— Task —
Quote the listing below in its entirety, omitting every image.

— Material —
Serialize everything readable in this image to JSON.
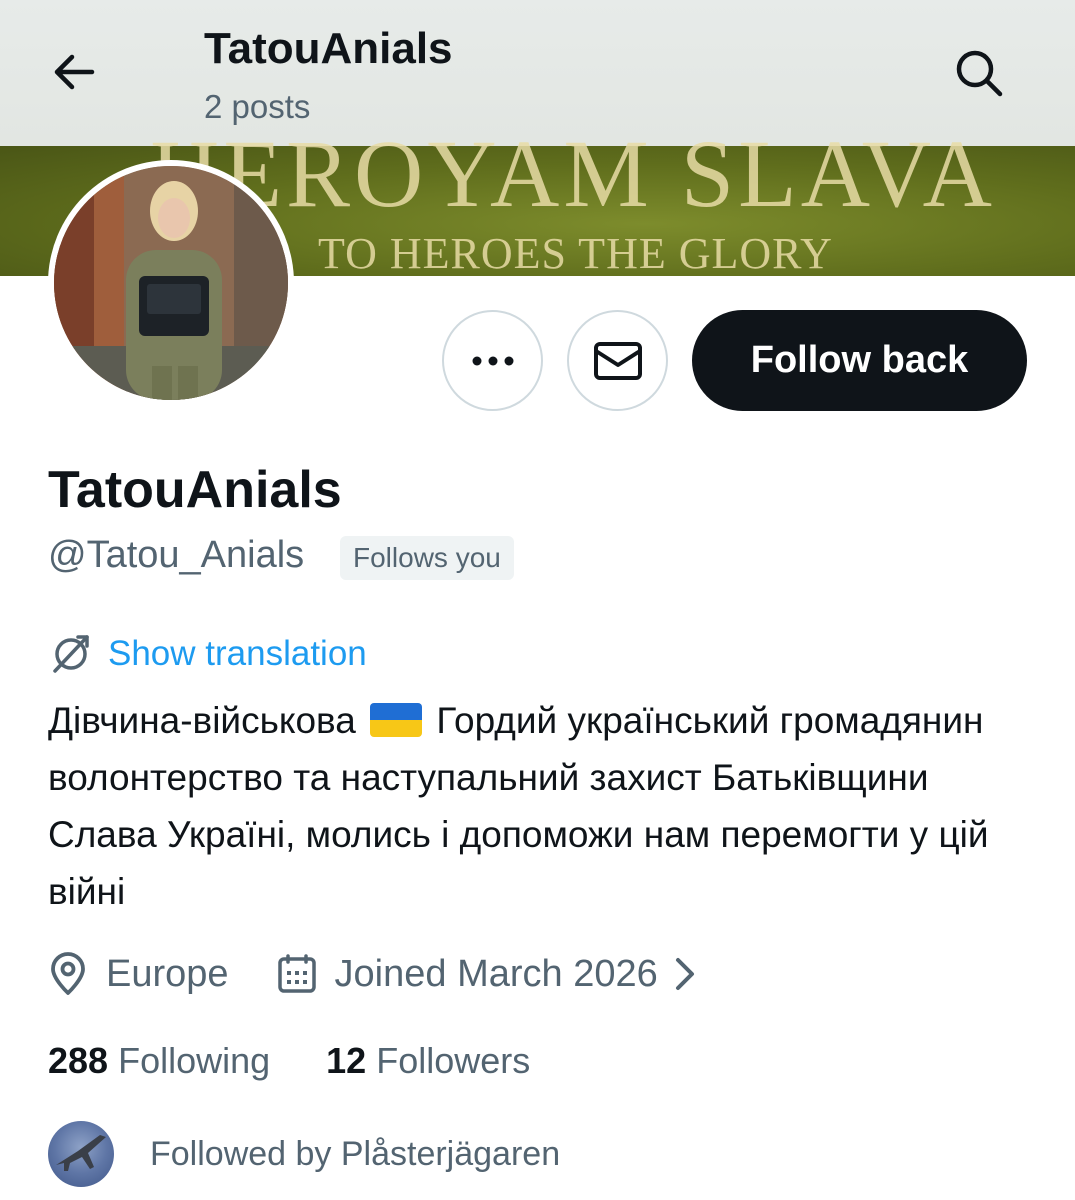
{
  "header": {
    "title": "TatouAnials",
    "posts_count": "2 posts"
  },
  "banner": {
    "headline": "HEROYAM SLAVA",
    "subline": "TO HEROES THE GLORY"
  },
  "actions": {
    "more_icon": "more-horizontal-icon",
    "dm_icon": "envelope-icon",
    "follow_label": "Follow back"
  },
  "profile": {
    "display_name": "TatouAnials",
    "handle": "@Tatou_Anials",
    "follows_you": "Follows you",
    "translation_label": "Show translation",
    "bio_part1": "Дівчина-військова",
    "bio_part2": " Гордий український громадянин волонтерство та наступальний захист Батьківщини Слава Україні, молись і допоможи нам перемогти у цій війні",
    "location": "Europe",
    "joined": "Joined March 2026"
  },
  "stats": {
    "following_count": "288",
    "following_label": "Following",
    "followers_count": "12",
    "followers_label": "Followers"
  },
  "followed_by": {
    "text": "Followed by Plåsterjägaren"
  },
  "colors": {
    "text_primary": "#0f1419",
    "text_secondary": "#536471",
    "link_blue": "#1d9bf0",
    "button_dark": "#0f1419",
    "border": "#cfd9de",
    "flag_blue": "#1f6ed4",
    "flag_yellow": "#f7c717"
  }
}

— Written answer —
Serialize everything readable in this image to JSON.
{
  "header": {
    "title": "TatouAnials",
    "posts_count": "2 posts"
  },
  "banner": {
    "headline": "HEROYAM SLAVA",
    "subline": "TO HEROES THE GLORY"
  },
  "actions": {
    "more_icon": "more-horizontal-icon",
    "dm_icon": "envelope-icon",
    "follow_label": "Follow back"
  },
  "profile": {
    "display_name": "TatouAnials",
    "handle": "@Tatou_Anials",
    "follows_you": "Follows you",
    "translation_label": "Show translation",
    "bio_part1": "Дівчина-військова",
    "bio_part2": " Гордий український громадянин волонтерство та наступальний захист Батьківщини Слава Україні, молись і допоможи нам перемогти у цій війні",
    "location": "Europe",
    "joined": "Joined March 2026"
  },
  "stats": {
    "following_count": "288",
    "following_label": "Following",
    "followers_count": "12",
    "followers_label": "Followers"
  },
  "followed_by": {
    "text": "Followed by Plåsterjägaren"
  },
  "colors": {
    "text_primary": "#0f1419",
    "text_secondary": "#536471",
    "link_blue": "#1d9bf0",
    "button_dark": "#0f1419",
    "border": "#cfd9de",
    "flag_blue": "#1f6ed4",
    "flag_yellow": "#f7c717"
  }
}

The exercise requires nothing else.